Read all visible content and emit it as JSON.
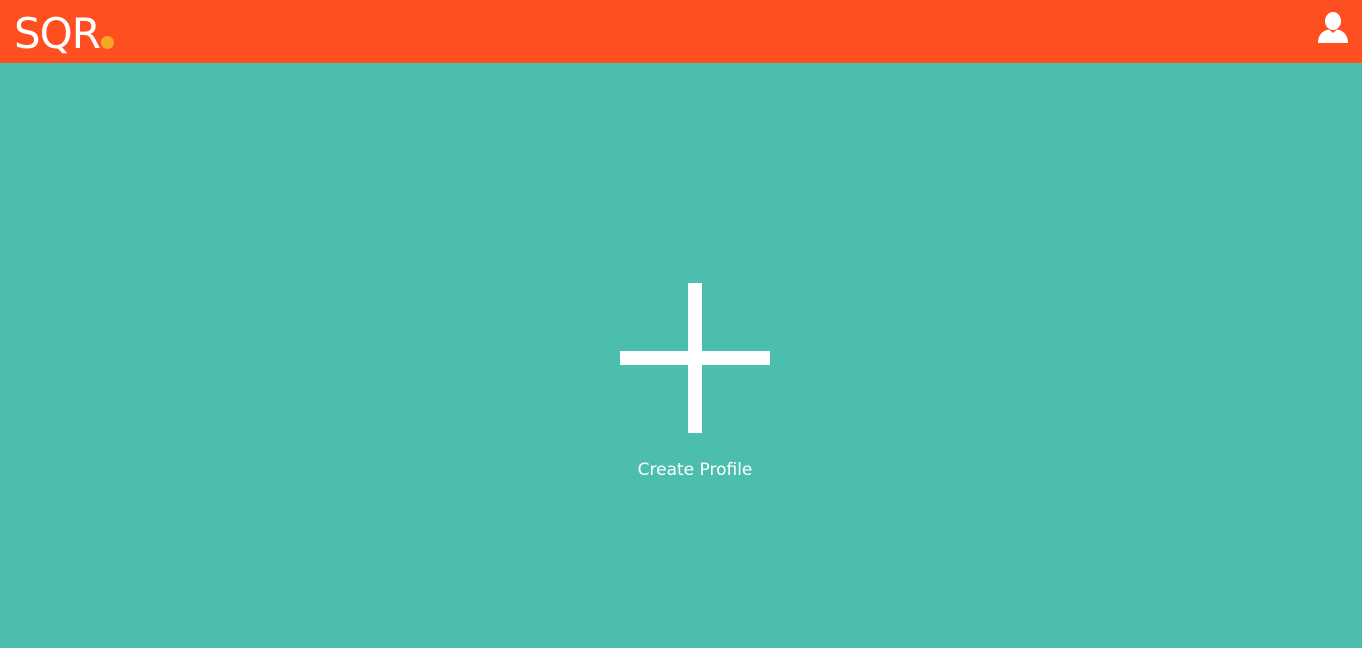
{
  "header": {
    "logo_text": "SQR",
    "logo_dot_color": "#F9A825",
    "user_icon": "user-icon",
    "background_color": "#FF4E1F"
  },
  "main": {
    "background_color": "#4CBEAD",
    "create_profile": {
      "icon": "plus-icon",
      "label": "Create Profile"
    }
  }
}
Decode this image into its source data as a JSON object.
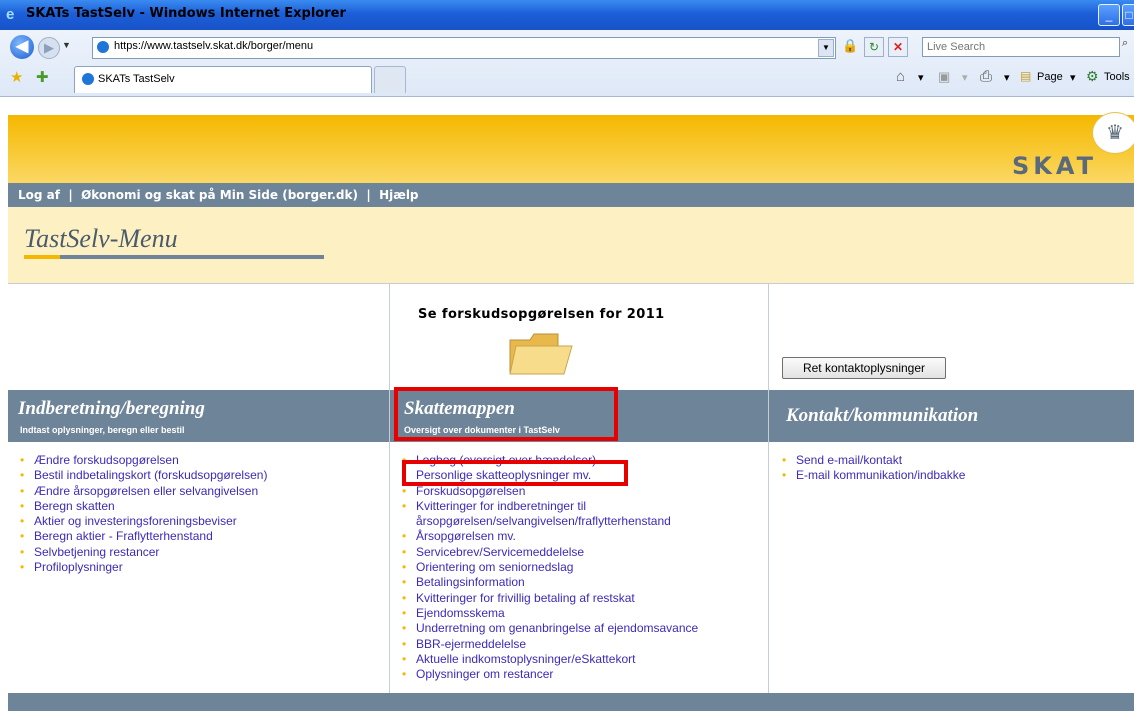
{
  "browser": {
    "title": "SKATs TastSelv - Windows Internet Explorer",
    "url": "https://www.tastselv.skat.dk/borger/menu",
    "search_placeholder": "Live Search",
    "tab_title": "SKATs TastSelv",
    "page_label": "Page",
    "tools_label": "Tools"
  },
  "site": {
    "logo_text": "SKAT",
    "nav": "Log af  |  Økonomi og skat på Min Side (borger.dk)  |  Hjælp",
    "menu_title": "TastSelv-Menu"
  },
  "middle_top": {
    "forskud_label": "Se forskudsopgørelsen for 2011"
  },
  "right_top": {
    "contact_button": "Ret kontaktoplysninger"
  },
  "sections": {
    "left": {
      "title": "Indberetning/beregning",
      "subtitle": "Indtast oplysninger, beregn eller bestil",
      "links": [
        "Ændre forskudsopgørelsen",
        "Bestil indbetalingskort (forskudsopgørelsen)",
        "Ændre årsopgørelsen eller selvangivelsen",
        "Beregn skatten",
        "Aktier og investeringsforeningsbeviser",
        "Beregn aktier - Fraflytterhenstand",
        "Selvbetjening restancer",
        "Profiloplysninger"
      ]
    },
    "middle": {
      "title": "Skattemappen",
      "subtitle": "Oversigt over dokumenter i TastSelv",
      "links": [
        "Logbog (oversigt over hændelser)",
        "Personlige skatteoplysninger mv.",
        "Forskudsopgørelsen",
        "Kvitteringer for indberetninger til",
        "årsopgørelsen/selvangivelsen/fraflytterhenstand",
        "Årsopgørelsen mv.",
        "Servicebrev/Servicemeddelelse",
        "Orientering om seniornedslag",
        "Betalingsinformation",
        "Kvitteringer for frivillig betaling af restskat",
        "Ejendomsskema",
        "Underretning om genanbringelse af ejendomsavance",
        "BBR-ejermeddelelse",
        "Aktuelle indkomstoplysninger/eSkattekort",
        "Oplysninger om restancer"
      ]
    },
    "right": {
      "title": "Kontakt/kommunikation",
      "links": [
        "Send e-mail/kontakt",
        "E-mail kommunikation/indbakke"
      ]
    }
  },
  "colors": {
    "banner_yellow": "#f5b800",
    "nav_grey": "#6e8498",
    "link_purple": "#3c2bb8",
    "highlight_red": "#e60000",
    "menu_bg": "#fdf1c4"
  }
}
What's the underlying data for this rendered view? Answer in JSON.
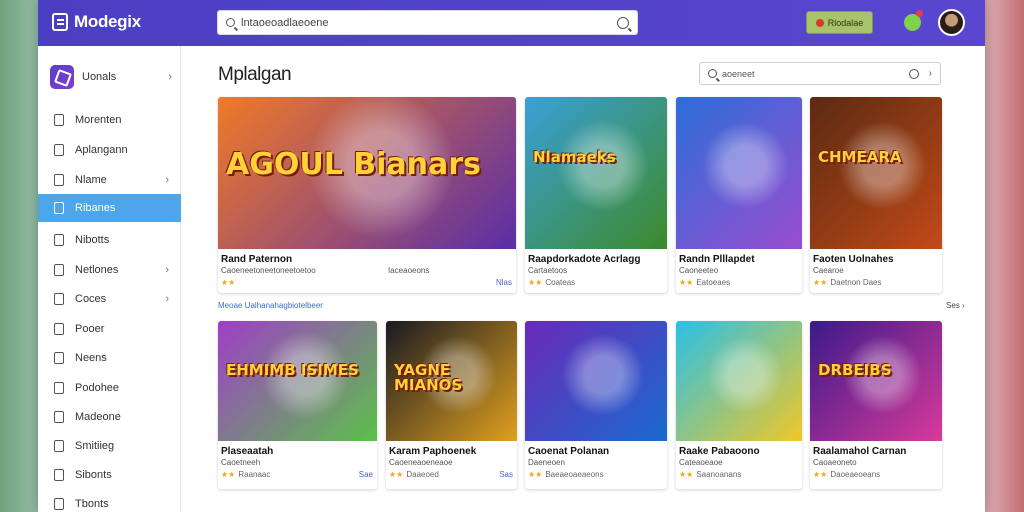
{
  "app": {
    "logo": "Modegix"
  },
  "topbar": {
    "search_text": "lntaoeoadlaeoene",
    "cta_label": "Rlodalae"
  },
  "sidebar": {
    "header": "Uonals",
    "items": [
      {
        "label": "Morenten",
        "chevron": false,
        "active": false
      },
      {
        "label": "Aplangann",
        "chevron": false,
        "active": false
      },
      {
        "label": "Nlame",
        "chevron": true,
        "active": false
      },
      {
        "label": "Ribanes",
        "chevron": false,
        "active": true
      },
      {
        "label": "Nibotts",
        "chevron": false,
        "active": false
      },
      {
        "label": "Netlones",
        "chevron": true,
        "active": false
      },
      {
        "label": "Coces",
        "chevron": true,
        "active": false
      },
      {
        "label": "Pooer",
        "chevron": false,
        "active": false
      },
      {
        "label": "Neens",
        "chevron": false,
        "active": false
      },
      {
        "label": "Podohee",
        "chevron": false,
        "active": false
      },
      {
        "label": "Madeone",
        "chevron": false,
        "active": false
      },
      {
        "label": "Smitiieg",
        "chevron": false,
        "active": false
      },
      {
        "label": "Sibonts",
        "chevron": false,
        "active": false
      },
      {
        "label": "Tbonts",
        "chevron": false,
        "active": false
      }
    ]
  },
  "main": {
    "title": "Mplalgan",
    "filter_text": "aoeneet",
    "section_label": "Meoae Ualhanahagbiotelbeer",
    "see_all": "Ses",
    "row1": [
      {
        "thumb_text": "AGOUL Bianars",
        "name": "Rand Paternon",
        "sub": "Caoeneetoneetoneetoetoo",
        "sub2": "Iaceaoeons",
        "meta": "",
        "price": "Nlas",
        "colors": [
          "#f07a28",
          "#5a2ea8"
        ]
      },
      {
        "thumb_text": "Nlamaeks",
        "name": "Raapdorkadote Acrlagg",
        "sub": "Cartaetoos",
        "meta": "Coateas",
        "price": "",
        "colors": [
          "#3aa0d8",
          "#3c8a2a"
        ]
      },
      {
        "thumb_text": "",
        "name": "Randn Plllapdet",
        "sub": "Caoneeteo",
        "meta": "Eatoeaes",
        "price": "",
        "colors": [
          "#2b6ed8",
          "#9a4dd0"
        ]
      },
      {
        "thumb_text": "CHMEARA",
        "name": "Faoten Uolnahes",
        "sub": "Caearoe",
        "meta": "Daetnon Daes",
        "price": "",
        "colors": [
          "#5a2a12",
          "#c24a18"
        ]
      }
    ],
    "row2": [
      {
        "thumb_text": "EHMIMB ISIMES",
        "name": "Plaseaatah",
        "sub": "Caoetneeh",
        "meta": "Raanaac",
        "price": "Sae",
        "colors": [
          "#a03ec8",
          "#5cc04a"
        ]
      },
      {
        "thumb_text": "YAGNE MIANOS",
        "name": "Karam Paphoenek",
        "sub": "Caoeneaoeneaoe",
        "meta": "Daaeoed",
        "price": "Sas",
        "colors": [
          "#1a1a22",
          "#e0a020"
        ]
      },
      {
        "thumb_text": "",
        "name": "Caoenat Polanan",
        "sub": "Daeneoen",
        "meta": "Baeaeoaeaeons",
        "price": "",
        "colors": [
          "#6a2ab8",
          "#1a6ad0"
        ]
      },
      {
        "thumb_text": "",
        "name": "Raake Pabaoono",
        "sub": "Cateaoeaoe",
        "meta": "Saanoanans",
        "price": "",
        "colors": [
          "#2ac0e8",
          "#f0c828"
        ]
      },
      {
        "thumb_text": "DRBEIBS",
        "name": "Raalamahol Carnan",
        "sub": "Caoaeoneto",
        "meta": "Daoeaeoeans",
        "price": "",
        "colors": [
          "#3a1a8a",
          "#d83a9a"
        ]
      }
    ]
  }
}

==================================================

Identify all lines in the records above with the word "over".

      "subtitle": "Oversigt over dokumenter i TastSelv",
        "Logbog (oversigt over hændelser)",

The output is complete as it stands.